- _WHAT THE EXERCISE ASKS_:
Can you rewrite the lines below, changing every "legend-swatch" to "legend-marker" and keeping everything else the same? Leave the pictures out of your answer.
-- START OF RECORD EXTRACTS --
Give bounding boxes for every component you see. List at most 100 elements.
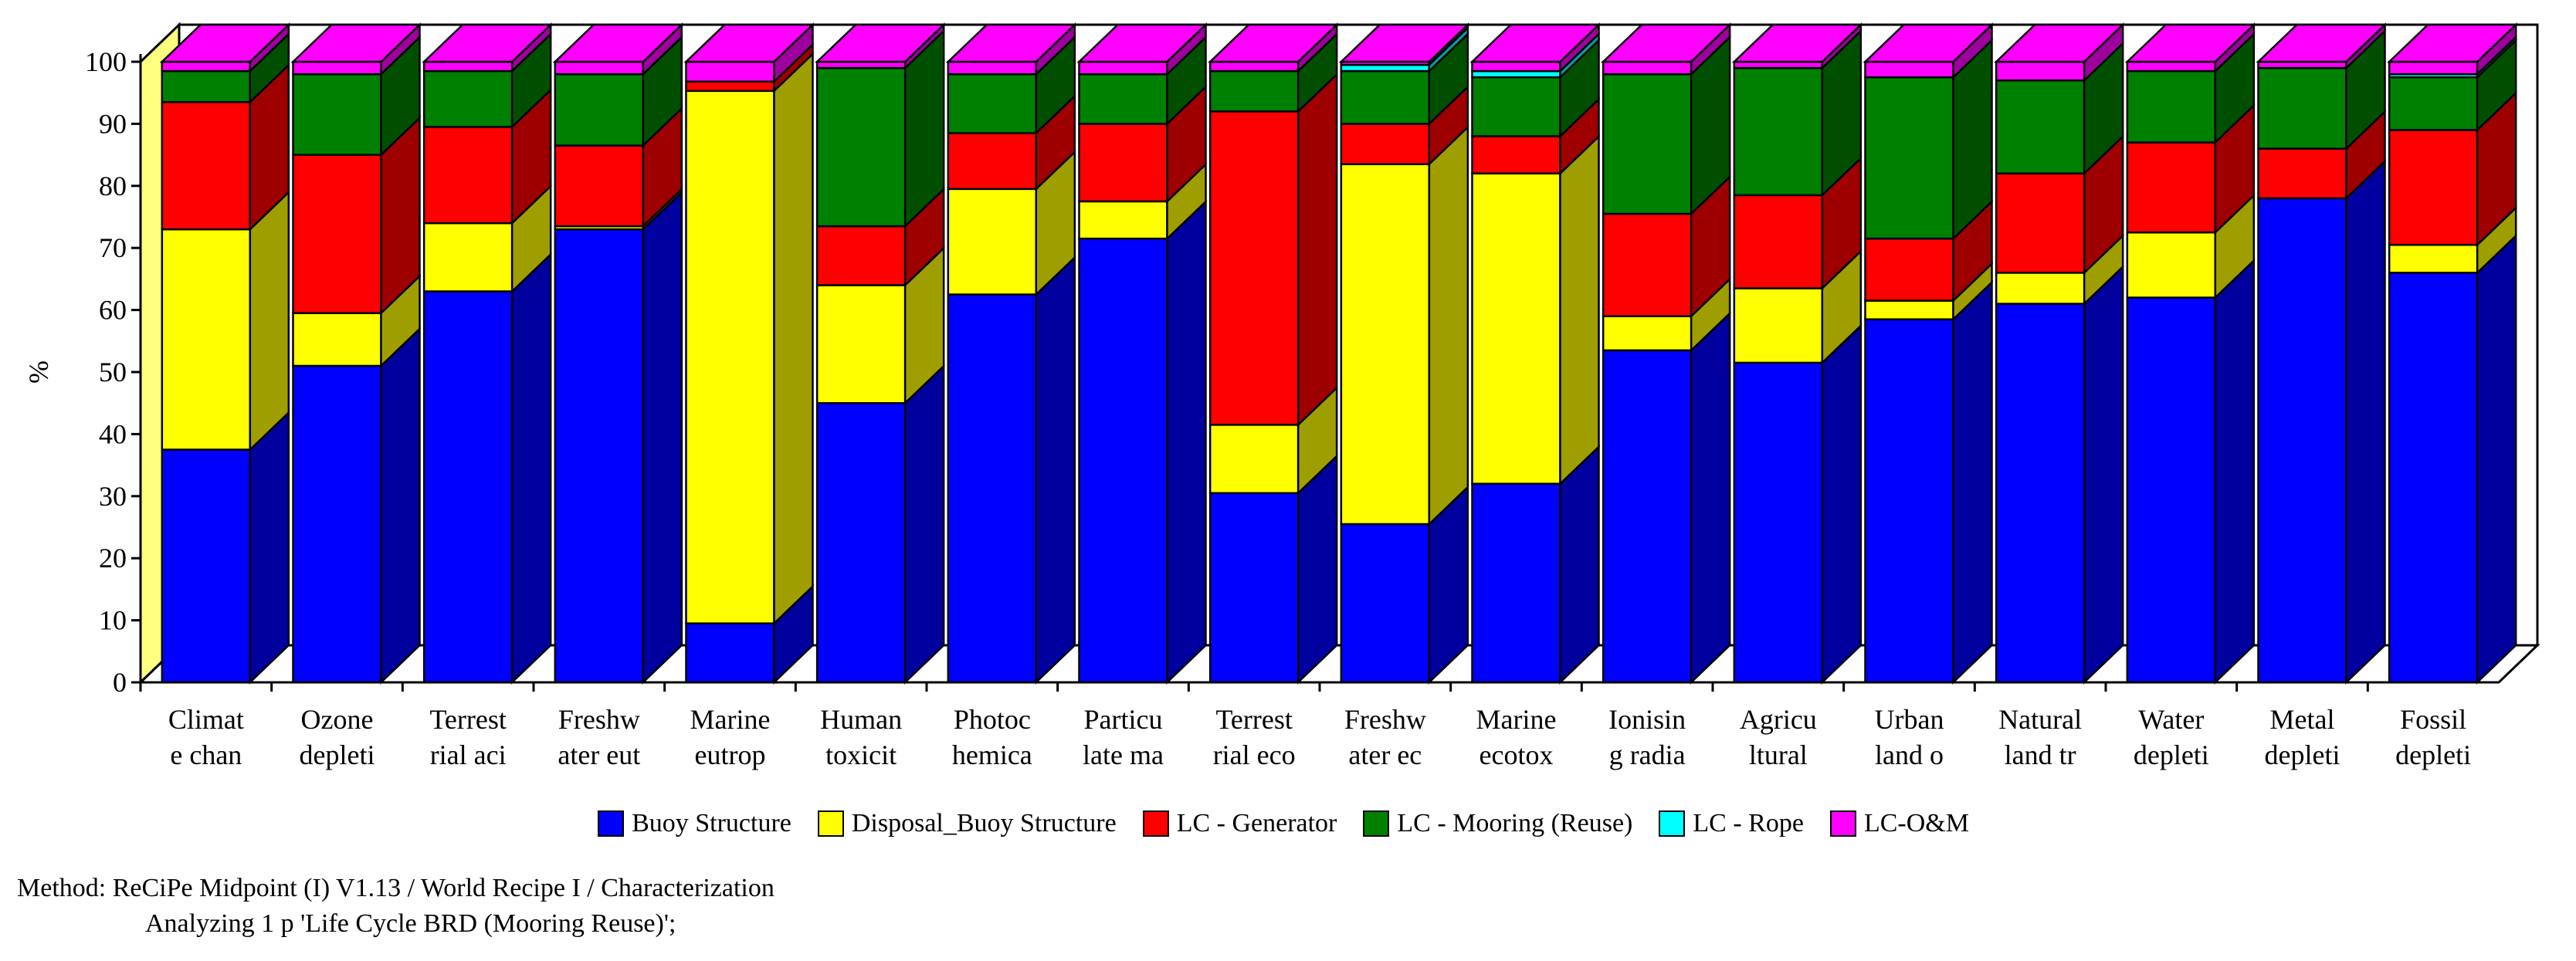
legend-swatch [1829,810,1856,837]
bar-side [1952,279,1993,685]
bar-top [1731,23,1863,63]
bar-stack [815,22,947,685]
chart-legend: Buoy Structure Disposal_Buoy Structure LC … [0,809,2576,838]
legend-label: Disposal_Buoy Structure [851,809,1117,837]
bar-stack [2124,22,2256,685]
x-tick-label: depleti [300,739,375,770]
x-tick-label: Agricu [1740,704,1817,735]
x-tick-label: Water [2138,704,2204,735]
bar-segment [1864,60,1954,79]
bar-segment [947,73,1038,134]
x-tick-label: Metal [2270,704,2335,735]
bar-segment [1733,287,1824,364]
bar-side [249,410,290,685]
legend-swatch [817,810,844,837]
x-tick-label: depleti [2134,739,2209,770]
legend-label: LC - Generator [1176,809,1337,837]
bar-segment [1864,76,1954,240]
bar-segment [422,290,514,684]
x-tick-label: ltural [1749,739,1808,770]
bar-segment [292,154,382,314]
bar-segment [1078,60,1168,76]
legend-swatch [1363,810,1390,837]
bar-segment [1733,194,1824,289]
bar-side [1690,310,1731,685]
bar-segment [2126,141,2217,234]
bar-segment [1995,79,2086,174]
bar-segment [2388,272,2479,684]
bar-side [1035,255,1076,685]
bar-segment [2126,231,2217,299]
x-tick-label: e chan [170,739,242,770]
bar-side [1559,444,1600,685]
bar-segment [685,80,775,93]
x-tick-label: ater eut [558,739,640,770]
y-tick-label: 30 [99,481,127,512]
bar-top [552,23,684,63]
bar-segment [1078,73,1168,125]
x-tick-label: rial aci [430,739,507,770]
bar-stack [945,22,1077,685]
bar-segment [1471,135,1561,174]
legend-item: Buoy Structure [598,809,791,838]
y-tick-label: 50 [99,357,127,387]
bar-stack [1338,22,1470,685]
bar-segment [554,228,645,684]
x-tick-label: rial eco [1213,739,1296,770]
bar-segment [1602,73,1693,215]
x-tick-label: land tr [2005,739,2076,770]
bar-side [1296,453,1338,685]
x-tick-label: Particu [1084,704,1163,735]
y-tick-label: 40 [99,418,127,449]
bar-side [773,51,814,626]
bar-segment [947,60,1038,76]
analyzing-line: Analyzing 1 p 'Life Cycle BRD (Mooring R… [145,909,676,938]
bar-side [903,364,945,685]
bar-segment [161,448,252,684]
bar-stack [552,22,684,685]
bar-segment [2257,147,2347,200]
method-footer: Method: ReCiPe Midpoint (I) V1.13 / Worl… [17,871,774,942]
legend-label: Buoy Structure [632,809,791,837]
bar-top [1338,23,1470,63]
y-tick-label: 20 [99,543,127,574]
x-tick-label: depleti [2395,739,2471,770]
bar-segment [685,90,775,624]
method-line: Method: ReCiPe Midpoint (I) V1.13 / Worl… [17,874,774,902]
bar-segment [422,60,514,73]
legend-label: LC - Rope [1693,809,1804,837]
bar-segment [1864,299,1954,320]
x-tick-label: Terrest [1215,704,1292,735]
legend-label: LC - Mooring (Reuse) [1397,809,1633,837]
x-tick-label: hemica [952,739,1032,770]
bar-side [1821,323,1863,685]
bar-segment [1340,69,1431,125]
bar-side [2476,233,2517,685]
bar-segment [2257,197,2347,684]
bar-segment [947,188,1038,296]
bar-side [1296,72,1338,428]
bar-segment [1340,123,1431,165]
bar-segment [161,69,252,103]
bar-top [2256,23,2388,63]
legend-item: LC - Mooring (Reuse) [1363,809,1632,838]
bar-side [2214,258,2256,685]
y-axis-label: % [23,360,54,384]
bar-side [642,190,683,685]
legend-swatch [1142,810,1169,837]
bar-segment [292,60,382,76]
x-tick-label: Urban [1875,704,1944,735]
bar-stack [290,22,422,685]
bar-segment [292,73,382,156]
bar-stack [422,22,554,685]
bar-segment [815,225,907,286]
x-tick-label: land o [1875,739,1944,770]
x-tick-label: Natural [1998,704,2082,735]
bar-segment [1995,272,2086,305]
bar-top [422,23,554,63]
bar-segment [2388,129,2479,246]
bar-segment [292,364,382,684]
bar-top [1601,23,1733,63]
bar-segment [1208,492,1300,684]
bar-segment [1208,424,1300,495]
-- END OF RECORD EXTRACTS --
- _PROBLEM SOLUTION_:
Give bounding boxes for every component you see. List at most 100 elements.
legend-marker [1829,810,1856,837]
bar-side [1952,279,1993,685]
bar-top [1731,23,1863,63]
bar-stack [815,22,947,685]
chart-legend: Buoy Structure Disposal_Buoy Structure LC … [0,809,2576,838]
legend-label: Disposal_Buoy Structure [851,809,1117,837]
bar-stack [2124,22,2256,685]
x-tick-label: depleti [300,739,375,770]
x-tick-label: Agricu [1740,704,1817,735]
x-tick-label: Water [2138,704,2204,735]
bar-segment [1864,60,1954,79]
bar-segment [947,73,1038,134]
x-tick-label: Metal [2270,704,2335,735]
bar-segment [1733,287,1824,364]
bar-side [249,410,290,685]
legend-marker [817,810,844,837]
x-tick-label: depleti [2134,739,2209,770]
legend-label: LC - Generator [1176,809,1337,837]
bar-segment [1864,76,1954,240]
bar-segment [422,290,514,684]
x-tick-label: ltural [1749,739,1808,770]
bar-segment [292,154,382,314]
bar-segment [1078,60,1168,76]
legend-marker [1363,810,1390,837]
bar-segment [1733,194,1824,289]
bar-side [1690,310,1731,685]
bar-segment [2126,141,2217,234]
bar-segment [1995,79,2086,174]
bar-segment [2388,272,2479,684]
bar-side [1035,255,1076,685]
bar-segment [2126,231,2217,299]
x-tick-label: e chan [170,739,242,770]
bar-side [1559,444,1600,685]
bar-segment [685,80,775,93]
x-tick-label: ater eut [558,739,640,770]
y-tick-label: 30 [99,481,127,512]
bar-top [552,23,684,63]
bar-segment [1078,73,1168,125]
x-tick-label: rial aci [430,739,507,770]
bar-stack [945,22,1077,685]
bar-segment [1471,135,1561,174]
legend-item: Buoy Structure [598,809,791,838]
y-tick-label: 50 [99,357,127,387]
bar-stack [1338,22,1470,685]
bar-segment [554,228,645,684]
x-tick-label: rial eco [1213,739,1296,770]
bar-segment [1602,73,1693,215]
x-tick-label: land tr [2005,739,2076,770]
bar-side [1296,453,1338,685]
x-tick-label: Particu [1084,704,1163,735]
y-tick-label: 40 [99,418,127,449]
bar-side [773,51,814,626]
bar-segment [947,60,1038,76]
analyzing-line: Analyzing 1 p 'Life Cycle BRD (Mooring R… [145,909,676,938]
bar-side [903,364,945,685]
bar-segment [161,448,252,684]
bar-stack [552,22,684,685]
bar-segment [2257,147,2347,200]
method-footer: Method: ReCiPe Midpoint (I) V1.13 / Worl… [17,871,774,942]
legend-label: Buoy Structure [632,809,791,837]
bar-top [1338,23,1470,63]
y-tick-label: 20 [99,543,127,574]
x-tick-label: depleti [2395,739,2471,770]
bar-segment [685,90,775,624]
method-line: Method: ReCiPe Midpoint (I) V1.13 / Worl… [17,874,774,902]
bar-segment [422,60,514,73]
legend-label: LC - Rope [1693,809,1804,837]
bar-segment [1864,299,1954,320]
x-tick-label: Terrest [1215,704,1292,735]
legend-label: LC - Mooring (Reuse) [1397,809,1633,837]
x-tick-label: hemica [952,739,1032,770]
bar-side [1821,323,1863,685]
bar-segment [1340,69,1431,125]
bar-side [2476,233,2517,685]
bar-segment [2257,197,2347,684]
bar-segment [947,188,1038,296]
bar-side [1296,72,1338,428]
bar-segment [1340,123,1431,165]
bar-segment [161,69,252,103]
bar-top [2256,23,2388,63]
legend-item: LC - Mooring (Reuse) [1363,809,1632,838]
bar-side [2214,258,2256,685]
y-axis-label: % [23,360,54,384]
bar-side [642,190,683,685]
legend-marker [1142,810,1169,837]
bar-segment [292,60,382,76]
x-tick-label: Urban [1875,704,1944,735]
bar-stack [290,22,422,685]
bar-segment [292,73,382,156]
bar-stack [422,22,554,685]
bar-segment [815,225,907,286]
x-tick-label: land o [1875,739,1944,770]
x-tick-label: Natural [1998,704,2082,735]
bar-segment [1995,272,2086,305]
bar-top [422,23,554,63]
bar-segment [2388,129,2479,246]
bar-segment [292,364,382,684]
bar-top [1601,23,1733,63]
bar-segment [1208,492,1300,684]
bar-segment [1208,424,1300,495]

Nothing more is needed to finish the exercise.